§ **EXTRACT TO READ**
..............................

# Rare Mica E46 M3 Coupe- Gleammachine.



## Gleammachine (Sep 8, 2007)

A minor correctional detail over 2 days on a rare individual coloured Mica Petrol Blue/Green E46 M3 Coupe.

*Upon arrival.*



















*Engine bay.*- Detailed as per my special offer till the end of November 2009. http://gleammachine.net/page3.htm



















Cleaned using various brushes and Bilt Hamber Surfex HD, plastics and rubber dressed using 303 Aerospace, painted areas polished using Z-AIO,



















Alloys, arches, shuts, trim and wash stages completed,










De-contaminated and paint depth readings taken,










The majority of defect removal was completed using Menzerna IP3.02 on a Gloss-it light cut pad, some areas requiring Fast cut+,










*Bonnet.*














































*Front wing.*



















*Rear pillar.*



















Cutting stage complete other than to the the front and rear bumpers, and called it a night,










*Day 2.*

Front and rear bumpers finished of with IP on the light cut pad,
Paintwork refined using Megs #205 on a Festool black waffle finishing pad,










An IPA wipedown followed by a layer of Smartwax Concours, left to cure for 15 mins and removed,
Shuts polished with Z-AIO,
Alloys sealed using Swissvax Autobahn,
Tyres and trim dressed using Swissvax Pneu,
Glass cleaned throughout and exterior glass wiped over with Opti-seal,
Britework polished using the Briliant polish range,
Interior vacuumed, trim wiped down, leather cleaned and fed using Swissvax,
A final wipedown with Dodo Red Mist and complete.

*Results.*











































































































Thanks for looking, comments welcomed as always.:thumb:


----------



## Ibi_TME (Jul 20, 2008)

Great work on a great car:thumb:

Thanks
Ibi


----------



## Tricky Red (Mar 3, 2007)

Great colour, great finish, great car...... Err Great all round I guess :thumb:


----------



## Cullers (Sep 29, 2009)

Great job


----------



## mattc (Aug 12, 2008)

Nice work.

Engine bay looks stunning


----------



## Envy Car Care (Aug 17, 2006)

Nice one Mr Leys


----------



## -Kev- (Oct 30, 2007)

nice work Rob - that paint was shocking before :doublesho:thumb:


----------



## ALANSHR (Jun 29, 2007)

Nice job on that, quite a lot of defects to resolve and a very interesting colour. I am sure it looks great in the right light etc to show the colours fully.


----------



## Will-S (Jun 5, 2007)

Tis a thing of beauty Rob, I could sit and look at those reflections all day.

..............................

§ **DATASET EXCERPT**
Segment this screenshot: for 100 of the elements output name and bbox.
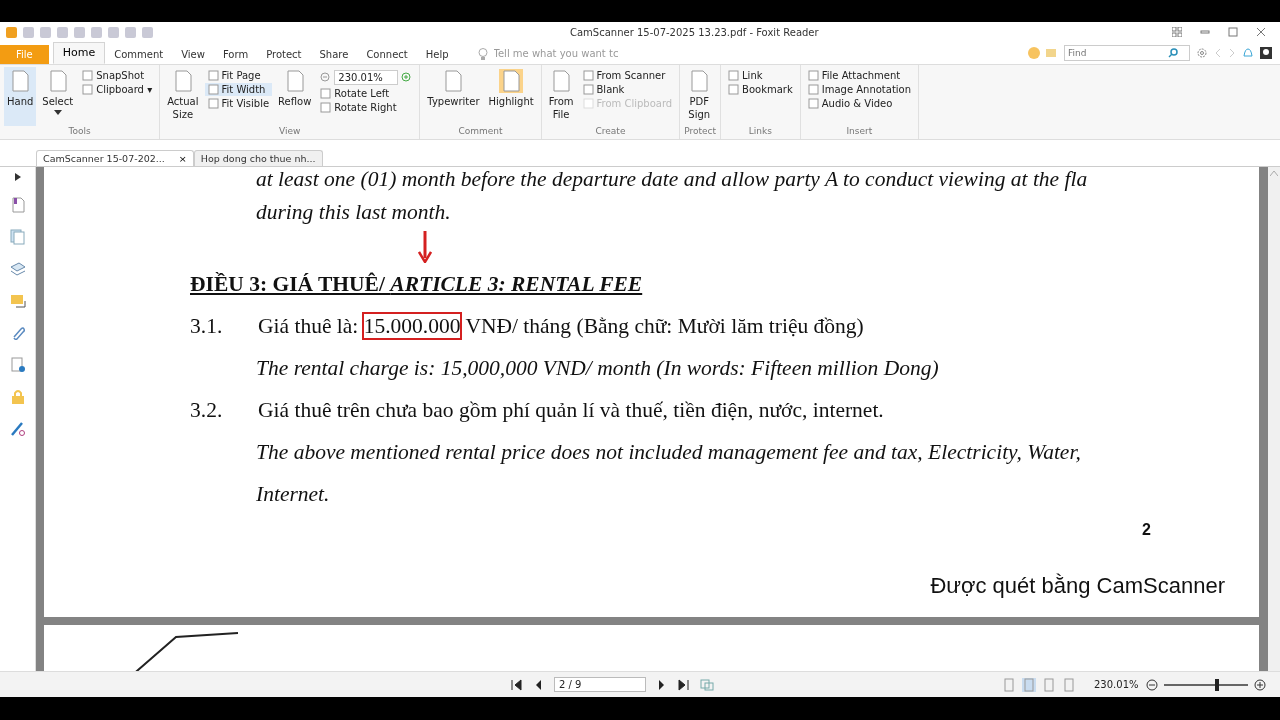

..............................

§ **WORK TO COMPLETE**
1 – Answer these questions from the detailing thread:
(a) What product was used to dress the plastics and rubber in the engine bay?
(b) How long was the Smartwax Concours left to cure before removal?
(c) On which pad was Megs #205 used to refine the paintwork?
2 – According to the detailing thread, why was the engine bay detailed?
3 – Decide whether each statement agrees with the detailing thread. Answer yes or no, and quote the words from the thread that decide it.
(a) The detail was completed in a single day.
(b) Most of the defect removal was done with Menzerna IP3.02 on a Gloss-it light cut pad.
(c) The alloys were sealed with Dodo Red Mist.

§ **EXERCISE RESPONSES**
1 –
(a) 303 Aerospace
(b) 15 minutes
(c) A Festool black waffle finishing pad

2 – The engine bay was detailed as part of the poster's special offer, which ran until the end of November 2009.

3 –
(a) No: "A minor correctional detail over 2 days"
(b) Yes: "The majority of defect removal was completed using Menzerna IP3.02 on a Gloss-it light cut pad"
(c) No: "Alloys sealed using Swissvax Autobahn"